### Task to carry out
Scan the listing and work out how many lines contain the word "true". Nothing but the number should be given.

[Dataset items]
____________________

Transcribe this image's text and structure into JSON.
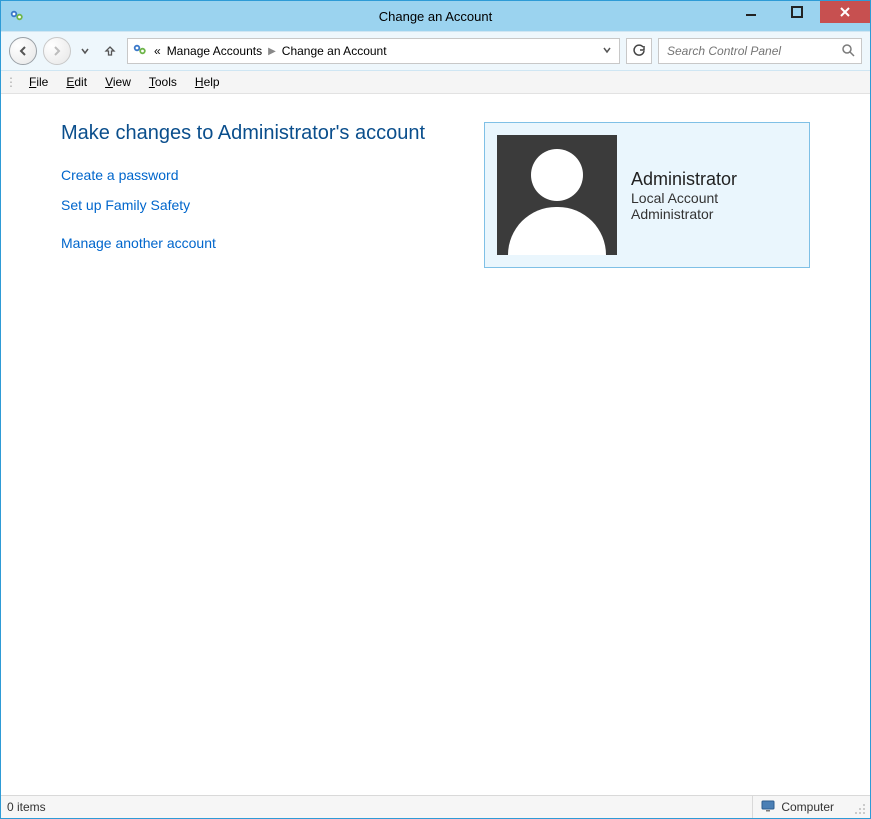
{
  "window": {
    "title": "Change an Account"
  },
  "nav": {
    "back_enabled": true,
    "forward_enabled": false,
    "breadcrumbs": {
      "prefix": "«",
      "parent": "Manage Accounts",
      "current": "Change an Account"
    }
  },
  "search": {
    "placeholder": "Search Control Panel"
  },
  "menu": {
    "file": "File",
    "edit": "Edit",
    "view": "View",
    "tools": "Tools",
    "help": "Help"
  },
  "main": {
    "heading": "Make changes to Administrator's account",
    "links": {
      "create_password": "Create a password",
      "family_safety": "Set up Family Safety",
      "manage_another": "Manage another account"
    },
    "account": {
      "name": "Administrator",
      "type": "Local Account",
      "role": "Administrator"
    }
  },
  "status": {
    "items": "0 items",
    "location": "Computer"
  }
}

____________________

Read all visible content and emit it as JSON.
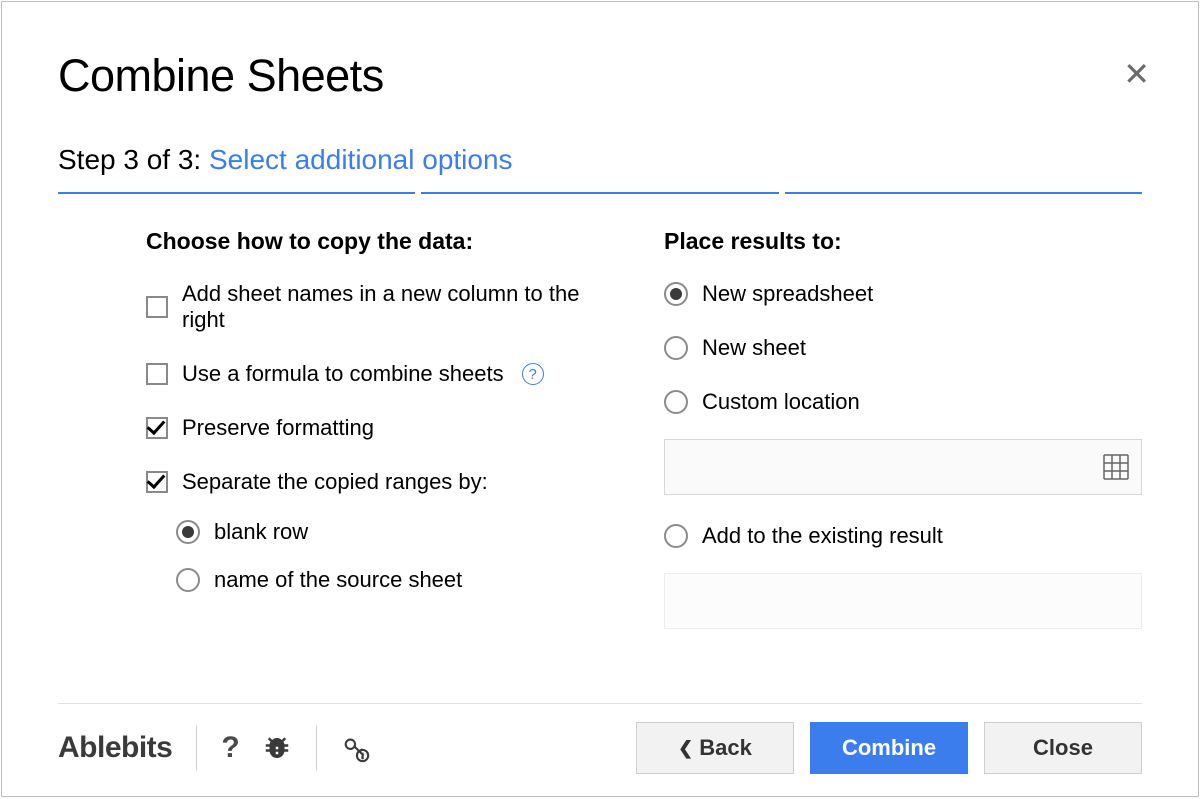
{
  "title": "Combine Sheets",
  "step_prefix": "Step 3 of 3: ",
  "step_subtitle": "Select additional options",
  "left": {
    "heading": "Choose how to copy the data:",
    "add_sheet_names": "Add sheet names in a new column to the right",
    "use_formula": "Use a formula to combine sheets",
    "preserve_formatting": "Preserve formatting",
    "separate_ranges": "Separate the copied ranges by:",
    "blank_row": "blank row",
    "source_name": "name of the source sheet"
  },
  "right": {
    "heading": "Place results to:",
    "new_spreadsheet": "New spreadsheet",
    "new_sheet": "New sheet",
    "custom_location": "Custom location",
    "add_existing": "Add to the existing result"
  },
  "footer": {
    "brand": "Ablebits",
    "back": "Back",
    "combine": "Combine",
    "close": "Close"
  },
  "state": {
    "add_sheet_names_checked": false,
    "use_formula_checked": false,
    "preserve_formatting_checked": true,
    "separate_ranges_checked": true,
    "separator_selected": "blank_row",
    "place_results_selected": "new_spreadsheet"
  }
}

____________________

### Result for this exercise
3